## What you need to do
Where a line in the listing below contains the word "Claude", copy that line.

## Task input
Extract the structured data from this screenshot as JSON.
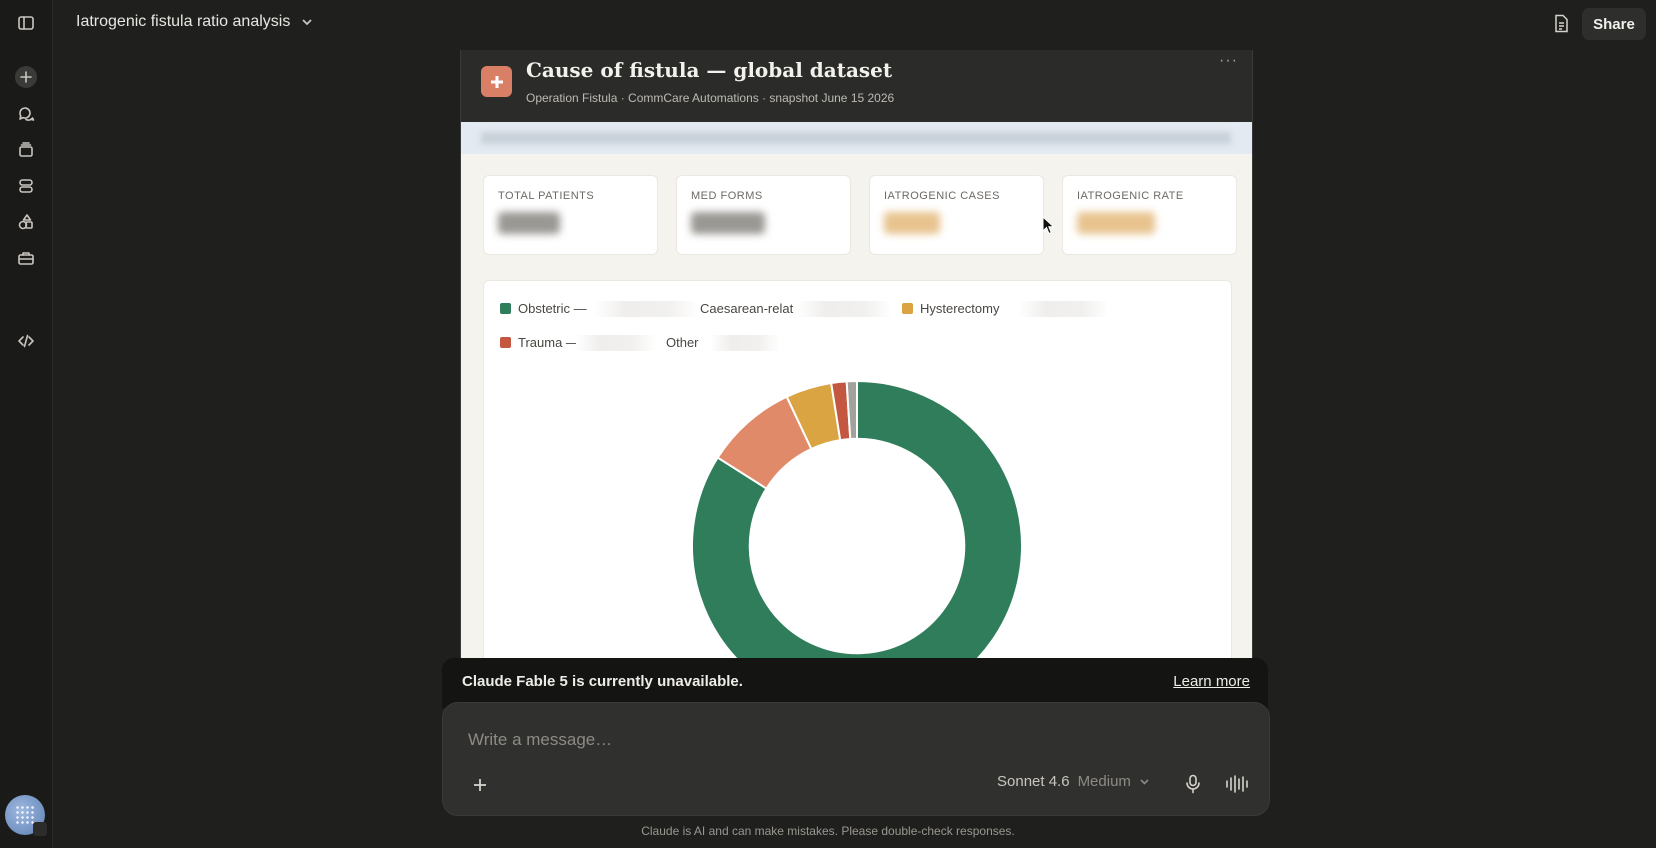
{
  "conversation": {
    "title": "Iatrogenic fistula ratio analysis"
  },
  "header": {
    "share_label": "Share"
  },
  "artifact": {
    "title": "Cause of fistula — global dataset",
    "subtitle": "Operation Fistula · CommCare Automations · snapshot June 15 2026",
    "more_label": "···",
    "kpis": [
      {
        "label": "TOTAL PATIENTS",
        "color": "#9a9893"
      },
      {
        "label": "MED FORMS",
        "color": "#9a9893"
      },
      {
        "label": "IATROGENIC CASES",
        "color": "#e8c38e"
      },
      {
        "label": "IATROGENIC RATE",
        "color": "#e8c38e"
      }
    ]
  },
  "chart_data": {
    "type": "pie",
    "legend": [
      {
        "name": "Obstetric —",
        "color": "#2f7d5b"
      },
      {
        "name": "Caesarean-relat",
        "color": "#e08a6a"
      },
      {
        "name": "Hysterectomy",
        "color": "#d9a441"
      },
      {
        "name": "Trauma —",
        "color": "#c4573f"
      },
      {
        "name": "Other",
        "color": "#a3a19c"
      }
    ],
    "slices": [
      {
        "name": "Obstetric",
        "value": 84,
        "color": "#2f7d5b"
      },
      {
        "name": "Caesarean-related",
        "value": 9,
        "color": "#e08a6a"
      },
      {
        "name": "Hysterectomy",
        "value": 4.5,
        "color": "#d9a441"
      },
      {
        "name": "Trauma",
        "value": 1.5,
        "color": "#c4573f"
      },
      {
        "name": "Other",
        "value": 1,
        "color": "#a3a19c"
      }
    ],
    "hole": 0.65
  },
  "notice": {
    "text": "Claude Fable 5 is currently unavailable.",
    "link": "Learn more"
  },
  "composer": {
    "placeholder": "Write a message…",
    "model": "Sonnet 4.6",
    "effort": "Medium"
  },
  "footer": {
    "disclaimer": "Claude is AI and can make mistakes. Please double-check responses."
  },
  "icons": {
    "sidebar": [
      "sidebar-toggle-icon",
      "new-chat-icon",
      "chats-icon",
      "projects-icon",
      "artifacts-icon",
      "shapes-icon",
      "toolbox-icon",
      "code-icon"
    ],
    "header": [
      "document-icon"
    ]
  }
}
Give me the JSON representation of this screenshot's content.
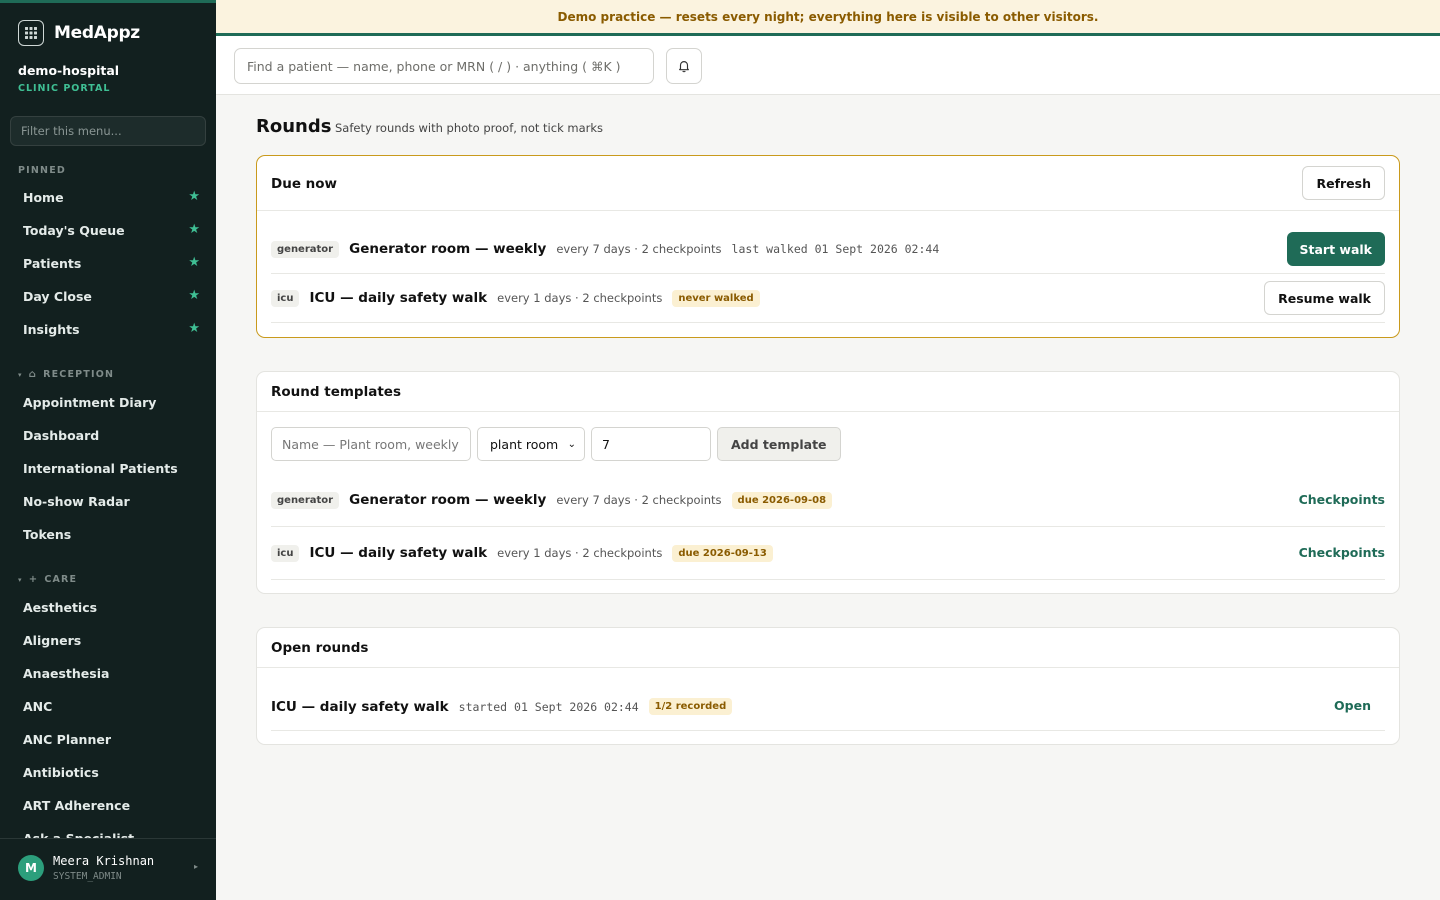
{
  "app": {
    "brand": "MedAppz",
    "org_name": "demo-hospital",
    "org_sub": "CLINIC PORTAL",
    "menu_filter_placeholder": "Filter this menu..."
  },
  "banner": "Demo practice — resets every night; everything here is visible to other visitors.",
  "topbar": {
    "search_placeholder": "Find a patient — name, phone or MRN ( / ) · anything ( ⌘K )",
    "bell_icon": "bell-icon"
  },
  "sidebar": {
    "pinned_label": "PINNED",
    "pinned": [
      {
        "label": "Home"
      },
      {
        "label": "Today's Queue"
      },
      {
        "label": "Patients"
      },
      {
        "label": "Day Close"
      },
      {
        "label": "Insights"
      }
    ],
    "reception_label": "RECEPTION",
    "reception": [
      {
        "label": "Appointment Diary"
      },
      {
        "label": "Dashboard"
      },
      {
        "label": "International Patients"
      },
      {
        "label": "No-show Radar"
      },
      {
        "label": "Tokens"
      }
    ],
    "care_label": "CARE",
    "care": [
      {
        "label": "Aesthetics"
      },
      {
        "label": "Aligners"
      },
      {
        "label": "Anaesthesia"
      },
      {
        "label": "ANC"
      },
      {
        "label": "ANC Planner"
      },
      {
        "label": "Antibiotics"
      },
      {
        "label": "ART Adherence"
      },
      {
        "label": "Ask a Specialist"
      }
    ]
  },
  "user": {
    "initial": "M",
    "name": "Meera Krishnan",
    "role": "SYSTEM_ADMIN"
  },
  "page": {
    "title": "Rounds",
    "subtitle": "Safety rounds with photo proof, not tick marks"
  },
  "due_now": {
    "title": "Due now",
    "refresh_label": "Refresh",
    "rows": [
      {
        "tag": "generator",
        "title": "Generator room — weekly",
        "meta": "every 7 days · 2 checkpoints",
        "status": "last walked 01 Sept 2026 02:44",
        "action": "Start walk"
      },
      {
        "tag": "icu",
        "title": "ICU — daily safety walk",
        "meta": "every 1 days · 2 checkpoints",
        "status": "never walked",
        "action": "Resume walk"
      }
    ]
  },
  "templates": {
    "title": "Round templates",
    "name_placeholder": "Name — Plant room, weekly",
    "type_value": "plant room",
    "interval_value": "7",
    "add_label": "Add template",
    "rows": [
      {
        "tag": "generator",
        "title": "Generator room — weekly",
        "meta": "every 7 days · 2 checkpoints",
        "due": "due 2026-09-08",
        "action": "Checkpoints"
      },
      {
        "tag": "icu",
        "title": "ICU — daily safety walk",
        "meta": "every 1 days · 2 checkpoints",
        "due": "due 2026-09-13",
        "action": "Checkpoints"
      }
    ]
  },
  "open_rounds": {
    "title": "Open rounds",
    "rows": [
      {
        "title": "ICU — daily safety walk",
        "started": "started 01 Sept 2026 02:44",
        "progress": "1/2 recorded",
        "action": "Open"
      }
    ]
  },
  "colors": {
    "accent": "#1f6b57",
    "sidebar_bg": "#12201f",
    "star": "#3fbf94",
    "warning_text": "#8a5b00",
    "warning_bg": "#fbf0d2"
  }
}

## Result
    "text": "Claude Fable 5 is currently unavailable.",
    "disclaimer": "Claude is AI and can make mistakes. Please double-check responses."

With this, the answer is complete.